Starting at the line containing "Text: N: N — [140, 234, 148, 247]" and ending with the line containing "Segment this screenshot: for", rename "Text" to "Label" throughout. Give back only those lines, with everything else left unchanged.

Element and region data
+ + + +
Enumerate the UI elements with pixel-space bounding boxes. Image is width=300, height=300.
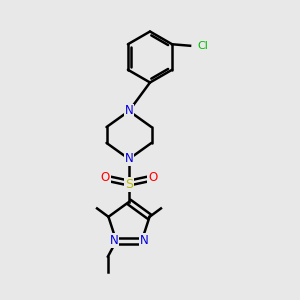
Text: N: N — [140, 234, 148, 247]
Text: N: N — [124, 104, 134, 118]
Text: N: N — [124, 152, 134, 166]
Text: O: O — [148, 171, 157, 184]
Text: S: S — [125, 178, 133, 191]
Text: Cl: Cl — [198, 41, 208, 51]
Text: O: O — [101, 171, 110, 184]
Text: N: N — [110, 234, 118, 247]
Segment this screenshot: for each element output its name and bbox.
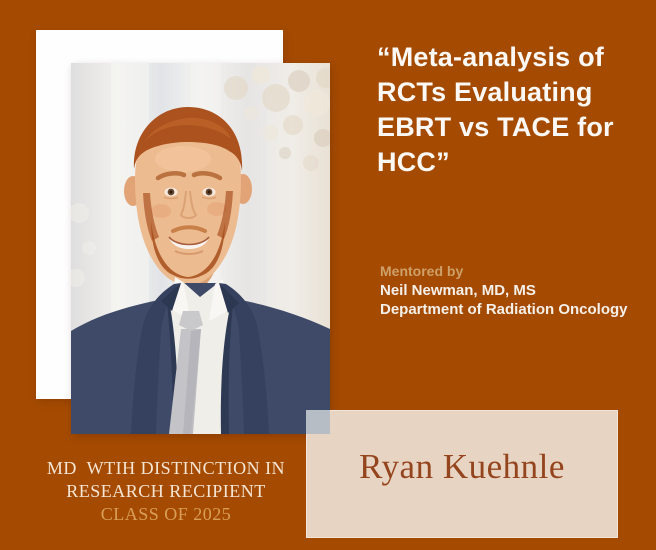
distinction-line-1: MD WTIH DISTINCTION IN <box>46 458 286 478</box>
mentor-name: Neil Newman, MD, MS <box>380 282 536 299</box>
research-title-line: HCC” <box>377 147 450 177</box>
research-title-line: EBRT vs TACE for <box>377 112 614 142</box>
research-title-line: “Meta-analysis of <box>377 42 604 72</box>
man-figure <box>124 107 252 290</box>
class-year: CLASS OF 2025 <box>100 504 232 524</box>
recipient-name: Ryan Kuehnle <box>359 447 565 486</box>
portrait-photo <box>71 63 330 434</box>
distinction-line-2: RESEARCH RECIPIENT <box>66 481 266 501</box>
research-title: “Meta-analysis of RCTs Evaluating EBRT v… <box>377 40 614 180</box>
distinction-text: MD WTIH DISTINCTION IN RESEARCH RECIPIEN… <box>16 457 316 526</box>
photo-plate-overlap <box>306 410 330 434</box>
portrait-illustration <box>71 63 330 434</box>
suit <box>71 277 330 434</box>
bokeh-lights <box>71 66 330 287</box>
mentor-department: Department of Radiation Oncology <box>380 301 628 318</box>
mentor-label: Mentored by <box>380 263 464 279</box>
name-plate: Ryan Kuehnle <box>306 410 618 538</box>
research-title-line: RCTs Evaluating <box>377 77 593 107</box>
mentor-info: Mentored by Neil Newman, MD, MS Departme… <box>380 262 628 319</box>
+ + + +
» Task solution
Label: N: N — [140, 234, 148, 247]
Label: N: N — [124, 104, 134, 118]
Label: N: N — [124, 152, 134, 166]
Label: O: O — [148, 171, 157, 184]
Label: S: S — [125, 178, 133, 191]
Label: Cl: Cl — [198, 41, 208, 51]
Label: O: O — [101, 171, 110, 184]
Label: N: N — [110, 234, 118, 247]
Segment this screenshot: for each element output its name and bbox.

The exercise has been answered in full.